═════ DATA FOR THIS EXERCISE
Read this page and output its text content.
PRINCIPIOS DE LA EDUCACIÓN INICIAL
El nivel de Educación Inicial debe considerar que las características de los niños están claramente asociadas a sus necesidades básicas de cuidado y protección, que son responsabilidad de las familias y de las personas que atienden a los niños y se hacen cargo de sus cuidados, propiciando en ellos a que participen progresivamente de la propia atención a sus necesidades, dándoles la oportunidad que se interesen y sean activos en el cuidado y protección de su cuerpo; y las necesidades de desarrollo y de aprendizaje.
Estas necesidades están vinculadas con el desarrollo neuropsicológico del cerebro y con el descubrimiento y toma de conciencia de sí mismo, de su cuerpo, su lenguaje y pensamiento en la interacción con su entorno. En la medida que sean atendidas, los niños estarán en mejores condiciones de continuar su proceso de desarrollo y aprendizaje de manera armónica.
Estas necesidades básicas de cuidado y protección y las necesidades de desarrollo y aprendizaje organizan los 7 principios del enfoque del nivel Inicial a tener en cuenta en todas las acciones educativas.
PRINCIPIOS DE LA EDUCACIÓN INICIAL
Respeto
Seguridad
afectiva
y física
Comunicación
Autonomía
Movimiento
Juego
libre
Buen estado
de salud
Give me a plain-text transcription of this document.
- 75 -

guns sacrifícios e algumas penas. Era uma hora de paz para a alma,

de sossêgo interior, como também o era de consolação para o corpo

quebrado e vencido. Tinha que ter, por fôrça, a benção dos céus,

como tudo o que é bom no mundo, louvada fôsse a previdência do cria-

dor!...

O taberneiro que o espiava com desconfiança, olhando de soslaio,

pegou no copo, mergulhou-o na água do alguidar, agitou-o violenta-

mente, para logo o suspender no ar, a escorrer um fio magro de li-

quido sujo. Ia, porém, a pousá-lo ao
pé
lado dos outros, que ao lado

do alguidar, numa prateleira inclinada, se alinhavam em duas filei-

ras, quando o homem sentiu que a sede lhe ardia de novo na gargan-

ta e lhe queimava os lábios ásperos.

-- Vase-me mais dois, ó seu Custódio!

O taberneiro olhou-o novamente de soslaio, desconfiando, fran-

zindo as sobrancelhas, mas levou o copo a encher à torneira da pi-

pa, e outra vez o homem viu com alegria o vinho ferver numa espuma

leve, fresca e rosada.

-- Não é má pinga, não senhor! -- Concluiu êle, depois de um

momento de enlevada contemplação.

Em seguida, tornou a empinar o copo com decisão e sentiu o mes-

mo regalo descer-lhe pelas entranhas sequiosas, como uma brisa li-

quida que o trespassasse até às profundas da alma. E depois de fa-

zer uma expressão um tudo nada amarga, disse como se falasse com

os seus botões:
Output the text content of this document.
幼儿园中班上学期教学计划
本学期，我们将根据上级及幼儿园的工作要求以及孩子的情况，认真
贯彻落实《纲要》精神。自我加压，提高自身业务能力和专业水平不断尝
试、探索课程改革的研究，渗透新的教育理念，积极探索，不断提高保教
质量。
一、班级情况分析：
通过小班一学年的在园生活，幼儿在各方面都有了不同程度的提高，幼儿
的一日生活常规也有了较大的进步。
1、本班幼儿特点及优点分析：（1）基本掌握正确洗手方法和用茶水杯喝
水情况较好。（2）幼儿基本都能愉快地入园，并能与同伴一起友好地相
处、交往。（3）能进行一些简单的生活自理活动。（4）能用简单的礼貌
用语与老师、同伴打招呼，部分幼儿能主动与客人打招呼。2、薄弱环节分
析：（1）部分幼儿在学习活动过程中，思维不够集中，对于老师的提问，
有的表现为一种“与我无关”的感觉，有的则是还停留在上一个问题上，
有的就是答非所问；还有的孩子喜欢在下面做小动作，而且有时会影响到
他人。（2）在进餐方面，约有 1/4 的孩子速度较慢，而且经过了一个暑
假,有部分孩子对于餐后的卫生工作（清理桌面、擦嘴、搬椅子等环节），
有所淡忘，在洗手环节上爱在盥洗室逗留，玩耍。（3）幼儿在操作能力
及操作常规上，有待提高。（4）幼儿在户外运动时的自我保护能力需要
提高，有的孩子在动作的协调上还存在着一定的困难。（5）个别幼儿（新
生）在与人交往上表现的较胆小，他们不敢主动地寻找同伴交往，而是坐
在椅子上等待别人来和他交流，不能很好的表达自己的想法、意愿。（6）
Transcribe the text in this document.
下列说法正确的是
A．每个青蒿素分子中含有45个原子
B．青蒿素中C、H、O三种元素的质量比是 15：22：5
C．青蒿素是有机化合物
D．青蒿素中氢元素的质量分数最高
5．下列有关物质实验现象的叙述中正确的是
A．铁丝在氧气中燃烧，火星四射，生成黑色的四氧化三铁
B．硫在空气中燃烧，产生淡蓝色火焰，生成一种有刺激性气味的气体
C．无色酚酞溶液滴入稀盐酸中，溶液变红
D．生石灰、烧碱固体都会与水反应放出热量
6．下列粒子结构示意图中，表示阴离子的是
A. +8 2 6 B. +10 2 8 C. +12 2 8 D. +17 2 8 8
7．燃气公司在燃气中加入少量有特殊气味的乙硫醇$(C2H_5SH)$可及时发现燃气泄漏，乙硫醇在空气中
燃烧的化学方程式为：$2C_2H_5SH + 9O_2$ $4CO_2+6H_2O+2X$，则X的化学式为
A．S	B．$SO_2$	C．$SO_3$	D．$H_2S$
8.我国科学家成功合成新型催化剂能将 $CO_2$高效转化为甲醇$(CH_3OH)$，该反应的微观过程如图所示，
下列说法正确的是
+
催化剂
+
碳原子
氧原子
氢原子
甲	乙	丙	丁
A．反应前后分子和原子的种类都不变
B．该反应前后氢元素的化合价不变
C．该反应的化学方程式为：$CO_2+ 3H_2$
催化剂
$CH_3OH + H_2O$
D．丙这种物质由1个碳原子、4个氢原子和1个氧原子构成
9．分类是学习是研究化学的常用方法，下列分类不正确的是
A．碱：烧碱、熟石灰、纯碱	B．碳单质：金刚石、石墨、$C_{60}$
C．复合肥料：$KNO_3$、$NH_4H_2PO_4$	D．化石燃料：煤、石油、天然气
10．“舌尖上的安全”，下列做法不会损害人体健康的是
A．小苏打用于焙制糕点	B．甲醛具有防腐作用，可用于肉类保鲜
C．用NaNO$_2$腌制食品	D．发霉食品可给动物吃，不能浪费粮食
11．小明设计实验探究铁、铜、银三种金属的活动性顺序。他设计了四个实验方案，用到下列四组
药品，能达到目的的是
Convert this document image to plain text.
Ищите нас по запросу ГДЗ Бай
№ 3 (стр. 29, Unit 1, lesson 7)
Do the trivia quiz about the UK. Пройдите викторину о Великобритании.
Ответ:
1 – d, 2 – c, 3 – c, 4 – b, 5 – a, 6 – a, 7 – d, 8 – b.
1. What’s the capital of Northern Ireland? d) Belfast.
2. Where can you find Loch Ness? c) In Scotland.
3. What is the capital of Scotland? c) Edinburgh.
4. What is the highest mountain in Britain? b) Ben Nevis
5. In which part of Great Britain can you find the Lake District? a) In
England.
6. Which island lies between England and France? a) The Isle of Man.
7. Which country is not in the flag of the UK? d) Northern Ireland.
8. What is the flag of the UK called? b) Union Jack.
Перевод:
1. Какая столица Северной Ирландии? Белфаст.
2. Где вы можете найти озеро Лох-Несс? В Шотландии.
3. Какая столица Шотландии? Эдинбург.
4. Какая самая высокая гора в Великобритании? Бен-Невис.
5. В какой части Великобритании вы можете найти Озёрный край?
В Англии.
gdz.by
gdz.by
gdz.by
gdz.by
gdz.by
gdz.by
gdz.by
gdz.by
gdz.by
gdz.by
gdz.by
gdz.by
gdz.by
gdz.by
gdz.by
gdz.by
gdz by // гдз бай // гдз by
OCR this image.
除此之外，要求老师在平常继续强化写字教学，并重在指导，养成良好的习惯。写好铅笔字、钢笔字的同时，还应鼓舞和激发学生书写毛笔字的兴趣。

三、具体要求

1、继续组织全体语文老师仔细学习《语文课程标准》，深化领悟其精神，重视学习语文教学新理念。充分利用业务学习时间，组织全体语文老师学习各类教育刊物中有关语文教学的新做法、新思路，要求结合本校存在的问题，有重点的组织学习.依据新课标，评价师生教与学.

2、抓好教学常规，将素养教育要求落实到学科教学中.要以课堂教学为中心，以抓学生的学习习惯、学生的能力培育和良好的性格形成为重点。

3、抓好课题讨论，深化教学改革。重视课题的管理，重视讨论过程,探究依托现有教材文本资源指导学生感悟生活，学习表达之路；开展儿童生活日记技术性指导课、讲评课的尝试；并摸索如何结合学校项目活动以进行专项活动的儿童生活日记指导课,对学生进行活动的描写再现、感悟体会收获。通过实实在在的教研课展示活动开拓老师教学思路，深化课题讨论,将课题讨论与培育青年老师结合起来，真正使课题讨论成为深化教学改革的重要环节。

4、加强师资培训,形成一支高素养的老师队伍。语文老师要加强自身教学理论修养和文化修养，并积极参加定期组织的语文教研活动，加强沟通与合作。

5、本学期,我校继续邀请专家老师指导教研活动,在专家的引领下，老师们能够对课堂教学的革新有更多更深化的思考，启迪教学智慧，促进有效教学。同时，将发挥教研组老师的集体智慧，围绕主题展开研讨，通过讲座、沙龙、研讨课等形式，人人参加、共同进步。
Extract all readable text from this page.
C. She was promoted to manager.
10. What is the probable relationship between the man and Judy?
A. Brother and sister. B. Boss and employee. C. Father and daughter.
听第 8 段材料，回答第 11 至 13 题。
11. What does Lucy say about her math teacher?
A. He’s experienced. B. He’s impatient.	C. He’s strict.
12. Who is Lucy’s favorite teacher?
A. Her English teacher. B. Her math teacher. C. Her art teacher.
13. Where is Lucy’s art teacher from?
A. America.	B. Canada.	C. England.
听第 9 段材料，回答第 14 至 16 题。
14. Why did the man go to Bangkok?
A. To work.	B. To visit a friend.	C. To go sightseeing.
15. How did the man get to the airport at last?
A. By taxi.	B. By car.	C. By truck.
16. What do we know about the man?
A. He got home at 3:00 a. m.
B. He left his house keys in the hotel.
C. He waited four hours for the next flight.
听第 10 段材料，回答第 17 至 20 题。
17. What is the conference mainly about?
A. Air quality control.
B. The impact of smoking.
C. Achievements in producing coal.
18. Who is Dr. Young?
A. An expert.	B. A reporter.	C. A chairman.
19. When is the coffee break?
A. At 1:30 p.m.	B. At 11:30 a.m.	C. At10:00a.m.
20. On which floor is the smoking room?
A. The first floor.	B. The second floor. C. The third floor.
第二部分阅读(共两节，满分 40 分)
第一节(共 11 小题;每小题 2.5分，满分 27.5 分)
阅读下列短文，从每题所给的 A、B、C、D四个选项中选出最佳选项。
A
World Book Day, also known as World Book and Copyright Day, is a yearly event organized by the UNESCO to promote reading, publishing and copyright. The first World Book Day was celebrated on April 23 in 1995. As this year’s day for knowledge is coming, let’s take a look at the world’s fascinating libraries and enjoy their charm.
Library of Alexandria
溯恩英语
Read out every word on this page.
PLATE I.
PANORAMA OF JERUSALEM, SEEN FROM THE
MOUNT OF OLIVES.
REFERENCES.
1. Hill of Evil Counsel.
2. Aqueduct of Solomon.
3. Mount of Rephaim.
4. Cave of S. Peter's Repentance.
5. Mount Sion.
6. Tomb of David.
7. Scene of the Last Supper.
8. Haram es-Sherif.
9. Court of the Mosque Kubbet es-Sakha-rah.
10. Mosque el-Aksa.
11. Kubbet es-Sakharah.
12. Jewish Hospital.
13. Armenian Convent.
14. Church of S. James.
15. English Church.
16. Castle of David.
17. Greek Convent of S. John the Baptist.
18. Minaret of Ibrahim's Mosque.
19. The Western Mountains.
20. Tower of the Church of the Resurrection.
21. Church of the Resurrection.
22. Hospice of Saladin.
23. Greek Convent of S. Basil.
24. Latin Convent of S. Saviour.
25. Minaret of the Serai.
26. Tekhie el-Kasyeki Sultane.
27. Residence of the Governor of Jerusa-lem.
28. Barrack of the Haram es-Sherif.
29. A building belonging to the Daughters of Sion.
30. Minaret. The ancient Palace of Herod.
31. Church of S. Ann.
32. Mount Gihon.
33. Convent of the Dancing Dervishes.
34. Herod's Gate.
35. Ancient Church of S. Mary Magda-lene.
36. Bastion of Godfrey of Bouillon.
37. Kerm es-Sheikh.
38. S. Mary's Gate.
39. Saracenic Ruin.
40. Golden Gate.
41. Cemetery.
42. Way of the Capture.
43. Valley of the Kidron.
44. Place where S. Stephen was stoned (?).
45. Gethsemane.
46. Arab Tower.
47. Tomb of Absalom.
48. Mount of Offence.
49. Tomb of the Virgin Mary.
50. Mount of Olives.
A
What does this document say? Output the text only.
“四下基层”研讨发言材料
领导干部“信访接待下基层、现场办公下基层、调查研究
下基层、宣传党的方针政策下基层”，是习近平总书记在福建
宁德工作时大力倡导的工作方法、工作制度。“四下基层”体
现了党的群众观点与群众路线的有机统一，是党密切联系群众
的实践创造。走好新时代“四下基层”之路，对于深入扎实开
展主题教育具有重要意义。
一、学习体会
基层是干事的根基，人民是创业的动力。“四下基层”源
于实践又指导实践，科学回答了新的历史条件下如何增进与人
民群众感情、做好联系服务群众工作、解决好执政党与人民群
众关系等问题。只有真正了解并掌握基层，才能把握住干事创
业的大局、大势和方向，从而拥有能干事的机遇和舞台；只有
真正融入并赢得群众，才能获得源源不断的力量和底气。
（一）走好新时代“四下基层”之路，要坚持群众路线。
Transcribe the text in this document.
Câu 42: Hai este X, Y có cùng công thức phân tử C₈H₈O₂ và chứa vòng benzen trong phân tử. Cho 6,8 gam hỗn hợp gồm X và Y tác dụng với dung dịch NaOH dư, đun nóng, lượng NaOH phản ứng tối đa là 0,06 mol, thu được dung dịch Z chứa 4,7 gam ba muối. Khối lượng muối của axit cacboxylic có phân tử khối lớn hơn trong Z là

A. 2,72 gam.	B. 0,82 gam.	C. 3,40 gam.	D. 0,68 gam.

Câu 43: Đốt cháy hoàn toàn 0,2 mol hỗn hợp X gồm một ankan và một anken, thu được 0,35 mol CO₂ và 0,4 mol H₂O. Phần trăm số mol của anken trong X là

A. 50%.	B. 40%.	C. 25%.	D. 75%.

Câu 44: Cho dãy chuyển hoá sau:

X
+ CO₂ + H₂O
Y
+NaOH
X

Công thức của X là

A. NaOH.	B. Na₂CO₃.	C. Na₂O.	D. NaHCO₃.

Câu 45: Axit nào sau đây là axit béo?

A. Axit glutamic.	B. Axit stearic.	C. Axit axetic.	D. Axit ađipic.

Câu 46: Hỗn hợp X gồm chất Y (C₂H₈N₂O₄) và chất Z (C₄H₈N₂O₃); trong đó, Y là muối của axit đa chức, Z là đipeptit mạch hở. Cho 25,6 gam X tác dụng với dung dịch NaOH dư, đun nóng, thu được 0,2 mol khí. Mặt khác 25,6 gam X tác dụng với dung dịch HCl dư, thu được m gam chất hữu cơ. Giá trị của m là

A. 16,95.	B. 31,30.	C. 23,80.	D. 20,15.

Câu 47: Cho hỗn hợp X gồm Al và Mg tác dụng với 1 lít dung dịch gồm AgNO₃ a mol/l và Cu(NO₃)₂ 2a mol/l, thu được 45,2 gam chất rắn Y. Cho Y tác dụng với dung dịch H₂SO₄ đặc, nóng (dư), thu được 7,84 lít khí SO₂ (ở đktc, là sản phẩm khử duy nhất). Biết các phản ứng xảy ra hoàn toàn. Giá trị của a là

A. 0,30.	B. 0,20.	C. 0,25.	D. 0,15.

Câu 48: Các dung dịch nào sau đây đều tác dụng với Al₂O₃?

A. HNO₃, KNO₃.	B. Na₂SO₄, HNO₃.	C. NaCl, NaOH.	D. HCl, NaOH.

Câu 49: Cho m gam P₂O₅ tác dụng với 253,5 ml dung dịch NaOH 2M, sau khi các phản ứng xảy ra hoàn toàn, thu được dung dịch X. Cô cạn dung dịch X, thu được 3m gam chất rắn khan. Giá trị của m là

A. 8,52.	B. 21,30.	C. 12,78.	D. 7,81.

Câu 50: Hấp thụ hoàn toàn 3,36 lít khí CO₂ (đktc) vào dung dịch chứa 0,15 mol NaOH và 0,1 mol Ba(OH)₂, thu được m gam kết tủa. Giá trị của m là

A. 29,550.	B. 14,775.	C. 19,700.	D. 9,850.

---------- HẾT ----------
══════════
Track down every line of the material containing the string "tudo", and copy it.

como tudo o que é bom no mundo, louvada fôsse a previdência do cria-
zer uma expressão um tudo nada amarga, disse como se falasse com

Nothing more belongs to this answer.